* Short exercise *
Each line below should be retyped exactly, with no pictures.

Raw records:
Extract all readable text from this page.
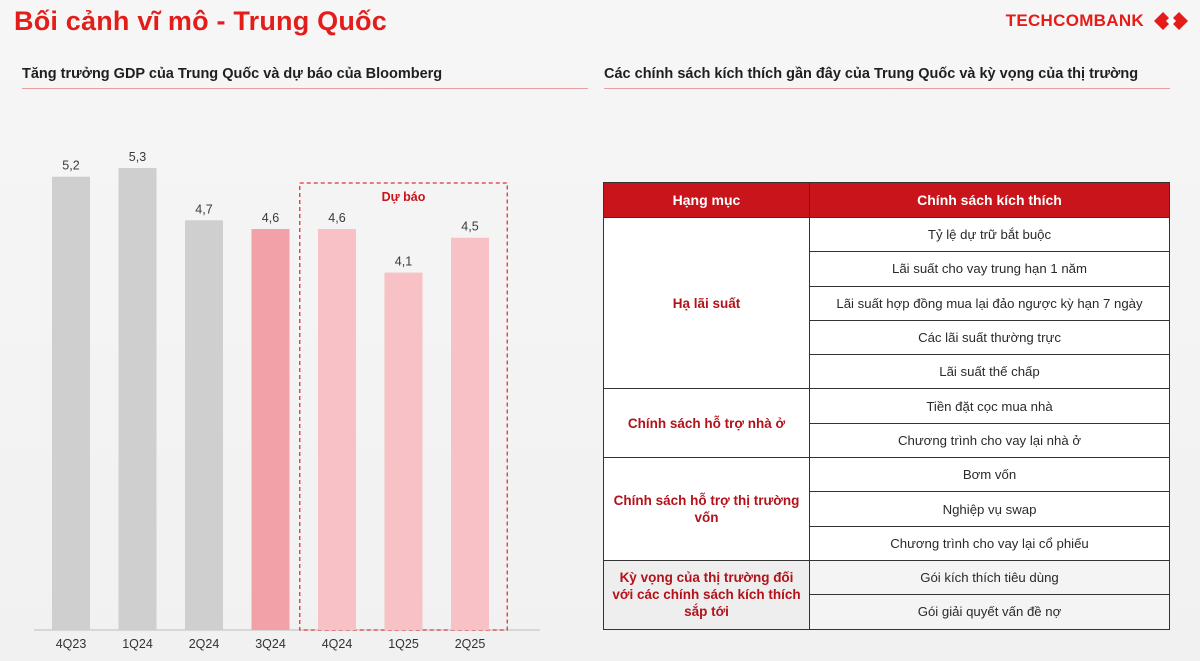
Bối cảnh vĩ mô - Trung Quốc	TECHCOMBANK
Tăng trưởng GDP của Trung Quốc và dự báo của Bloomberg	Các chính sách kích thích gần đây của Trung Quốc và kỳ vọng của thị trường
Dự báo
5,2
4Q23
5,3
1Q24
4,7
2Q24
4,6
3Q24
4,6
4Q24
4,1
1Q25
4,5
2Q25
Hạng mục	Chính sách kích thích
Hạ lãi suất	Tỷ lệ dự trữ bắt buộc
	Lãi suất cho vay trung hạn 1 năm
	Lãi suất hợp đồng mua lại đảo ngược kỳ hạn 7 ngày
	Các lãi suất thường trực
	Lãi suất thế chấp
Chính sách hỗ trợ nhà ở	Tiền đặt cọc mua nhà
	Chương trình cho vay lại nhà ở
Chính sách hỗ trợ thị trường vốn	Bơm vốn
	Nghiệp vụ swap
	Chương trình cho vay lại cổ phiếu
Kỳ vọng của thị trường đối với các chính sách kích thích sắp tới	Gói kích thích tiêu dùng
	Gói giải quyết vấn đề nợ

* Solution for this task *
Extract all readable text from this page.
Bối cảnh vĩ mô - Trung Quốc	TECHCOMBANK
Tăng trưởng GDP của Trung Quốc và dự báo của Bloomberg	Các chính sách kích thích gần đây của Trung Quốc và kỳ vọng của thị trường
Dự báo
5,2
4Q23
5,3
1Q24
4,7
2Q24
4,6
3Q24
4,6
4Q24
4,1
1Q25
4,5
2Q25
Hạng mục	Chính sách kích thích
Hạ lãi suất	Tỷ lệ dự trữ bắt buộc
	Lãi suất cho vay trung hạn 1 năm
	Lãi suất hợp đồng mua lại đảo ngược kỳ hạn 7 ngày
	Các lãi suất thường trực
	Lãi suất thế chấp
Chính sách hỗ trợ nhà ở	Tiền đặt cọc mua nhà
	Chương trình cho vay lại nhà ở
Chính sách hỗ trợ thị trường vốn	Bơm vốn
	Nghiệp vụ swap
	Chương trình cho vay lại cổ phiếu
Kỳ vọng của thị trường đối với các chính sách kích thích sắp tới	Gói kích thích tiêu dùng
	Gói giải quyết vấn đề nợ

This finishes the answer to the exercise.